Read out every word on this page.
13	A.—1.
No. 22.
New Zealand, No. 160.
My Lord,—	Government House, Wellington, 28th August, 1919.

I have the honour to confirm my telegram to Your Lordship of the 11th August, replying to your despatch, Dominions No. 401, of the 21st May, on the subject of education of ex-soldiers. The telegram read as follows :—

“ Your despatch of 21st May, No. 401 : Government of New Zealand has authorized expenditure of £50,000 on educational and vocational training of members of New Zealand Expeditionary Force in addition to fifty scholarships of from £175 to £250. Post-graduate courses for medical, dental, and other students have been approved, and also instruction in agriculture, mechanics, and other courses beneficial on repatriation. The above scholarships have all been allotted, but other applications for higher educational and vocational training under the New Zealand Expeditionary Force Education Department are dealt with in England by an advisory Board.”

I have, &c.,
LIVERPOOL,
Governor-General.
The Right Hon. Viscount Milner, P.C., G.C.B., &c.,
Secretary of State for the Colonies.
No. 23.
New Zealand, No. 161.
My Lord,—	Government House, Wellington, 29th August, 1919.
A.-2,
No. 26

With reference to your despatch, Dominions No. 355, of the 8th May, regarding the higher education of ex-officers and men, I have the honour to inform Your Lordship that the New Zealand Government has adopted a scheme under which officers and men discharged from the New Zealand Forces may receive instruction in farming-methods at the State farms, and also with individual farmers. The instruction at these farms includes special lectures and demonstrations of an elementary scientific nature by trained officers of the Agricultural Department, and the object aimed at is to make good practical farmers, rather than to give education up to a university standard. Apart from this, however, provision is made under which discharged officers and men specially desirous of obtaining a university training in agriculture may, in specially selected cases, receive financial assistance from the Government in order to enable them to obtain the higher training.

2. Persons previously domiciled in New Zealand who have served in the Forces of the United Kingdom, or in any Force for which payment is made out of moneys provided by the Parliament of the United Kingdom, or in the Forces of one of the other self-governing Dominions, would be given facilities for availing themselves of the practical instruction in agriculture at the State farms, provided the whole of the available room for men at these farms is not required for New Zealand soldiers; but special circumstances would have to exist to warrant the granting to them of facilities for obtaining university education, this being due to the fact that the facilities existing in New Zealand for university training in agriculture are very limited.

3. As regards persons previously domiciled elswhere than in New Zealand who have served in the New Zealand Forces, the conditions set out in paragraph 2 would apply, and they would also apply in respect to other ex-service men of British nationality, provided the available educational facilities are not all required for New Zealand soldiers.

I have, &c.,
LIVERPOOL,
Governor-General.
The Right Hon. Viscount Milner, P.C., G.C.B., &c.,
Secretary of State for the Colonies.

##########

▶ [INSTRUCTIONS TO FOLLOW]:
Exactly reproduce every line of the records.

▶ [FINISHED ANSWER]:
Read out every word on this page.
13	A.—1.
No. 22.
New Zealand, No. 160.
My Lord,—	Government House, Wellington, 28th August, 1919.

I have the honour to confirm my telegram to Your Lordship of the 11th August, replying to your despatch, Dominions No. 401, of the 21st May, on the subject of education of ex-soldiers. The telegram read as follows :—

“ Your despatch of 21st May, No. 401 : Government of New Zealand has authorized expenditure of £50,000 on educational and vocational training of members of New Zealand Expeditionary Force in addition to fifty scholarships of from £175 to £250. Post-graduate courses for medical, dental, and other students have been approved, and also instruction in agriculture, mechanics, and other courses beneficial on repatriation. The above scholarships have all been allotted, but other applications for higher educational and vocational training under the New Zealand Expeditionary Force Education Department are dealt with in England by an advisory Board.”

I have, &c.,
LIVERPOOL,
Governor-General.
The Right Hon. Viscount Milner, P.C., G.C.B., &c.,
Secretary of State for the Colonies.
No. 23.
New Zealand, No. 161.
My Lord,—	Government House, Wellington, 29th August, 1919.
A.-2,
No. 26

With reference to your despatch, Dominions No. 355, of the 8th May, regarding the higher education of ex-officers and men, I have the honour to inform Your Lordship that the New Zealand Government has adopted a scheme under which officers and men discharged from the New Zealand Forces may receive instruction in farming-methods at the State farms, and also with individual farmers. The instruction at these farms includes special lectures and demonstrations of an elementary scientific nature by trained officers of the Agricultural Department, and the object aimed at is to make good practical farmers, rather than to give education up to a university standard. Apart from this, however, provision is made under which discharged officers and men specially desirous of obtaining a university training in agriculture may, in specially selected cases, receive financial assistance from the Government in order to enable them to obtain the higher training.

2. Persons previously domiciled in New Zealand who have served in the Forces of the United Kingdom, or in any Force for which payment is made out of moneys provided by the Parliament of the United Kingdom, or in the Forces of one of the other self-governing Dominions, would be given facilities for availing themselves of the practical instruction in agriculture at the State farms, provided the whole of the available room for men at these farms is not required for New Zealand soldiers; but special circumstances would have to exist to warrant the granting to them of facilities for obtaining university education, this being due to the fact that the facilities existing in New Zealand for university training in agriculture are very limited.

3. As regards persons previously domiciled elswhere than in New Zealand who have served in the New Zealand Forces, the conditions set out in paragraph 2 would apply, and they would also apply in respect to other ex-service men of British nationality, provided the available educational facilities are not all required for New Zealand soldiers.

I have, &c.,
LIVERPOOL,
Governor-General.
The Right Hon. Viscount Milner, P.C., G.C.B., &c.,
Secretary of State for the Colonies.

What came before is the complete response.